Filter the entries that follow, copying every line in which the word "title" appears.
********************
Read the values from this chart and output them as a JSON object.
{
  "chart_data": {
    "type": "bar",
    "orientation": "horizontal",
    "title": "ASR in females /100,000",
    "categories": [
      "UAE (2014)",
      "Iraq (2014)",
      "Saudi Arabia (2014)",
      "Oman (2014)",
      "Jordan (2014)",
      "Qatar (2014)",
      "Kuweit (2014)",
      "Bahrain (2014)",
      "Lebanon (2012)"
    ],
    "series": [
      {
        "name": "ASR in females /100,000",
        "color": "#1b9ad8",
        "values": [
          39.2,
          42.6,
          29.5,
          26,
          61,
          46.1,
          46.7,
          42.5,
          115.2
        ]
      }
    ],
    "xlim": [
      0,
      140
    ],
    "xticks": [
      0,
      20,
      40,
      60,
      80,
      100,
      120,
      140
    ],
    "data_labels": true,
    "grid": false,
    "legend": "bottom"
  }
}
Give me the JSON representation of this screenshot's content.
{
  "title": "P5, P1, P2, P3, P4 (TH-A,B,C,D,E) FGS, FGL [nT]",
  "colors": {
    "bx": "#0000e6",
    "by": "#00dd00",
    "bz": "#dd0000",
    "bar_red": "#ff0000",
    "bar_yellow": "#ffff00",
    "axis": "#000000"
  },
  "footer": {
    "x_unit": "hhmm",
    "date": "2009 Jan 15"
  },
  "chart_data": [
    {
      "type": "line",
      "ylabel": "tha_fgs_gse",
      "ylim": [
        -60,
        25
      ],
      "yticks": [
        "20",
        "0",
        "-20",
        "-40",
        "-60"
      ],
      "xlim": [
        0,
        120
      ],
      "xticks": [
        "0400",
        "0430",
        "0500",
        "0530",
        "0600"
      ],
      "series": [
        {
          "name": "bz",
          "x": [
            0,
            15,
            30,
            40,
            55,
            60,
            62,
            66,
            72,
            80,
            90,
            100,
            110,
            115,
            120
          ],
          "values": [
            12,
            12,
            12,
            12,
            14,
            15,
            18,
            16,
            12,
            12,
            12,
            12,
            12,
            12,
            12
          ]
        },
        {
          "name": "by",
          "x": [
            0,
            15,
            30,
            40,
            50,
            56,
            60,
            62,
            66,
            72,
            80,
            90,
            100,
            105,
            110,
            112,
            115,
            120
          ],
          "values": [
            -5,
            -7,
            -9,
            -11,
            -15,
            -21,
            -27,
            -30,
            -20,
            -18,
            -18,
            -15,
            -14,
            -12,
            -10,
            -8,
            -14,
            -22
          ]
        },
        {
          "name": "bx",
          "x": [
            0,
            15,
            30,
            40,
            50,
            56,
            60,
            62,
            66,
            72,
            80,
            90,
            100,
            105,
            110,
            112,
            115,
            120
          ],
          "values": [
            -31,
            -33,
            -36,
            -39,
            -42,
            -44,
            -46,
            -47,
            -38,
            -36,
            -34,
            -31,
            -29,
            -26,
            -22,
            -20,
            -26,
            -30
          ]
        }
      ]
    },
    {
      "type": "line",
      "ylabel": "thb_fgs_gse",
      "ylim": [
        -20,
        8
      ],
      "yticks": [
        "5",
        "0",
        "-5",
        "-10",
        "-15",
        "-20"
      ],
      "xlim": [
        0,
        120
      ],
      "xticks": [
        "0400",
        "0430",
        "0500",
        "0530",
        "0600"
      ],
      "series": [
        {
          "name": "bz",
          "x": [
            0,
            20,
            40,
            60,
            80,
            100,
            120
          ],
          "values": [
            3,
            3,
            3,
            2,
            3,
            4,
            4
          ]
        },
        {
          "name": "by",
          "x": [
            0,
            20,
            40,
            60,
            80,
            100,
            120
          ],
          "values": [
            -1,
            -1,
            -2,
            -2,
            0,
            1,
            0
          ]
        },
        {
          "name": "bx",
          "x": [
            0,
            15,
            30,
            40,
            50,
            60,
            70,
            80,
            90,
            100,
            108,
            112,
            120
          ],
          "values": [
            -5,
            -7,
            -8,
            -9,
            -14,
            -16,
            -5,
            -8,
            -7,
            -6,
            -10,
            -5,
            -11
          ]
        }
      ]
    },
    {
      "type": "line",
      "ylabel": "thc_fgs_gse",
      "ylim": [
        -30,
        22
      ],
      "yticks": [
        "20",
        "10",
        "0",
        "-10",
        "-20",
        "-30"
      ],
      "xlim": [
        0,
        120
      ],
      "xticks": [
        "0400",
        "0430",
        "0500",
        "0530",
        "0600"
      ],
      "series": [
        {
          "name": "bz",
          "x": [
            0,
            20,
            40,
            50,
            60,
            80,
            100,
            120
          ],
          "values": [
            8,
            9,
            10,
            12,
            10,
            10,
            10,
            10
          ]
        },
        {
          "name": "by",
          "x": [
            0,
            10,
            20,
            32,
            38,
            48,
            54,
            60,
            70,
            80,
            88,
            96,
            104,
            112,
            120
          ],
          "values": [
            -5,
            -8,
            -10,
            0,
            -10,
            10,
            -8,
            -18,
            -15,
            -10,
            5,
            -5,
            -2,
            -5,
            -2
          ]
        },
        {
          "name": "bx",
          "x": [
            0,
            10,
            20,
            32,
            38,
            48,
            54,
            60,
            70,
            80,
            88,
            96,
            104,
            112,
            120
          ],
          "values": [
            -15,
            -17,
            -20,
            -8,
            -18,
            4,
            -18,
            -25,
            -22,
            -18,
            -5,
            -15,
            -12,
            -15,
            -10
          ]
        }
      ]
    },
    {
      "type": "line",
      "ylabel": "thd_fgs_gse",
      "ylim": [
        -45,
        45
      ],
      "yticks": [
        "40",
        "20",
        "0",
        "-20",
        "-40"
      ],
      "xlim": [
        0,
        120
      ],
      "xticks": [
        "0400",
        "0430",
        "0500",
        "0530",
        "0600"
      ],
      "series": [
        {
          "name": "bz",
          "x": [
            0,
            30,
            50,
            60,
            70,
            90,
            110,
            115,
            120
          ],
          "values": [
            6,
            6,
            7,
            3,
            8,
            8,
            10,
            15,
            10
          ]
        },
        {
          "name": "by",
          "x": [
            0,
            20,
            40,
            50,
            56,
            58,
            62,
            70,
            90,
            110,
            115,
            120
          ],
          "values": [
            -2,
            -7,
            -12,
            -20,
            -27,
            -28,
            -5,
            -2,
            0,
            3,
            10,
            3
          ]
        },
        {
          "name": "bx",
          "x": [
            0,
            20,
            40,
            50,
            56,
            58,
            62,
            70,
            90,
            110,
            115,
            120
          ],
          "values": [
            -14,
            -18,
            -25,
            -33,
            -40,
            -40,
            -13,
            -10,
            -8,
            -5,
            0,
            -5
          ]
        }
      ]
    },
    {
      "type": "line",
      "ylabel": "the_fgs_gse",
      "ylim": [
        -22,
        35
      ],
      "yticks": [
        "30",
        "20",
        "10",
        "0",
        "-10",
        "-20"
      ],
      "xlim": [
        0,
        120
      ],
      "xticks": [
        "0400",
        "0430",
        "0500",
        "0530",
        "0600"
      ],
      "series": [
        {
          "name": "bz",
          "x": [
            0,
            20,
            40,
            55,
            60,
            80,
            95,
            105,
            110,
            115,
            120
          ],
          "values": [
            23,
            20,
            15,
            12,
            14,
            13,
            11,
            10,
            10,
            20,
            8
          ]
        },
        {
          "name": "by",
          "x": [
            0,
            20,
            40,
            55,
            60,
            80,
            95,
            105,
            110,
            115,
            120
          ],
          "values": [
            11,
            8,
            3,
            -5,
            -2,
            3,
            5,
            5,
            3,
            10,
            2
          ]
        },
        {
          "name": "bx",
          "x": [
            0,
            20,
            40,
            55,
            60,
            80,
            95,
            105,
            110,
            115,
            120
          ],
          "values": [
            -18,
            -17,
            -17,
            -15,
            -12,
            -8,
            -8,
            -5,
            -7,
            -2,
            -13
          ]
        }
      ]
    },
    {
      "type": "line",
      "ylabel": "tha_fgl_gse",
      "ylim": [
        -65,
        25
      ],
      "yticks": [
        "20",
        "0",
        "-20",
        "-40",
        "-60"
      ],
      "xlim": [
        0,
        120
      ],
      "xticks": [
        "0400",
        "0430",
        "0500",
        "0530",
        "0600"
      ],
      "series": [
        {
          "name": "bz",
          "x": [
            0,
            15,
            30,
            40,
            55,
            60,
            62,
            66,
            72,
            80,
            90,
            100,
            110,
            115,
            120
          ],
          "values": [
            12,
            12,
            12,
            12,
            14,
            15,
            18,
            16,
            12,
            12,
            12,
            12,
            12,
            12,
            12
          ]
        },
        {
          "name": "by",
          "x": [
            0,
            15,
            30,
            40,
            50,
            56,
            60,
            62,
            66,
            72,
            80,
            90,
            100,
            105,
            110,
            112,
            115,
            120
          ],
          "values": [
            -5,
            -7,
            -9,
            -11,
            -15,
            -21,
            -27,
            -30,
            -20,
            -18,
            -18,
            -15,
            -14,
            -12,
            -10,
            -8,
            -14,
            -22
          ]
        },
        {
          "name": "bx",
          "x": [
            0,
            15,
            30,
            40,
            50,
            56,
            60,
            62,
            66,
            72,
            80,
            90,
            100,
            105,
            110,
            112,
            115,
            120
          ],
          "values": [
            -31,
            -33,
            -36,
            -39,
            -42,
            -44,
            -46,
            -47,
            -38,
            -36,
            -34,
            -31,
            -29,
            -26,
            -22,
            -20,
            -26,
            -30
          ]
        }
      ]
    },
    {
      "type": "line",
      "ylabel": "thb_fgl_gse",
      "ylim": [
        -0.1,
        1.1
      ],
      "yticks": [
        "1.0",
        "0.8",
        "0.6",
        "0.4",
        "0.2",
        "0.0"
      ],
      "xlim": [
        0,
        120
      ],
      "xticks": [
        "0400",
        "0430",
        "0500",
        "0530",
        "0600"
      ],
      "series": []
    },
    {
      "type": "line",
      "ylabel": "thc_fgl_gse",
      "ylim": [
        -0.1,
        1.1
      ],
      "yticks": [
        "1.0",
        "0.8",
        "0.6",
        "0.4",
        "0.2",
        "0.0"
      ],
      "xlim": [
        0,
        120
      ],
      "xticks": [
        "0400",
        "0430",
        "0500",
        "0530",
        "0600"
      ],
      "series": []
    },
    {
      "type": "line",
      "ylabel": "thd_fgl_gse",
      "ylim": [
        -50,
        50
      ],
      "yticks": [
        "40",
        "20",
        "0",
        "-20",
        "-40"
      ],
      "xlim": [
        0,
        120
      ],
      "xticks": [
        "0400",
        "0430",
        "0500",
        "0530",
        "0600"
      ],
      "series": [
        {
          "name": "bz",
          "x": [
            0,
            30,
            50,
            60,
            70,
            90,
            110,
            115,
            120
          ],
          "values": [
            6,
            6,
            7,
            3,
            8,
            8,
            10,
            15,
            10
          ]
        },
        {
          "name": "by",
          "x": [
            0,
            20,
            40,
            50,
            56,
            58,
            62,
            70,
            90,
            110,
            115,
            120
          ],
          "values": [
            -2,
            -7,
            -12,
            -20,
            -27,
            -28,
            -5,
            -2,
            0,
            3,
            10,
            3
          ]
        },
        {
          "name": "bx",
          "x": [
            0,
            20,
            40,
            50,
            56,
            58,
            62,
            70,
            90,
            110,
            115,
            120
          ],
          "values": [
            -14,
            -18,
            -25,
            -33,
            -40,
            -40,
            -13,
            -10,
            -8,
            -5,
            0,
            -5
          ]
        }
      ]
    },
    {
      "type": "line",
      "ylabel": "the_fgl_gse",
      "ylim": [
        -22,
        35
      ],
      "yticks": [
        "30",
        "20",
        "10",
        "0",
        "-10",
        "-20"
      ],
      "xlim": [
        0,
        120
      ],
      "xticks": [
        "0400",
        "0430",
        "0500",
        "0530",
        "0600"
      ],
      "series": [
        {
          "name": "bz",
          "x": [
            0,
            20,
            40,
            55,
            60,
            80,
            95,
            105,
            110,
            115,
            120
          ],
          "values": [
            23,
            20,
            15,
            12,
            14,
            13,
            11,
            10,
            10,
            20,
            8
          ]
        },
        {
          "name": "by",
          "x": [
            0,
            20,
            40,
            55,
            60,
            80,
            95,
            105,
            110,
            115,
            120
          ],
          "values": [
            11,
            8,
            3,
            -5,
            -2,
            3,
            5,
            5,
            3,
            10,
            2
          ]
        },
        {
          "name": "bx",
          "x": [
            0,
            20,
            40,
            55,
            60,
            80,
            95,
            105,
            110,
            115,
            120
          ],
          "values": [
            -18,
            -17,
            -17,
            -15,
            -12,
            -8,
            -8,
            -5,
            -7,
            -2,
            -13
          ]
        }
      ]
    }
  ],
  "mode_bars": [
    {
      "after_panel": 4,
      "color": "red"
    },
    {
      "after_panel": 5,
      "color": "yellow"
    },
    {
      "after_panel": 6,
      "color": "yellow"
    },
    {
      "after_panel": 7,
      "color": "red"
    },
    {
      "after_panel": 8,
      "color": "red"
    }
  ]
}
********************
**Worked solution:**
    "title": "ASR in females /100,000",
  "title": "P5, P1, P2, P3, P4 (TH-A,B,C,D,E) FGS, FGL [nT]",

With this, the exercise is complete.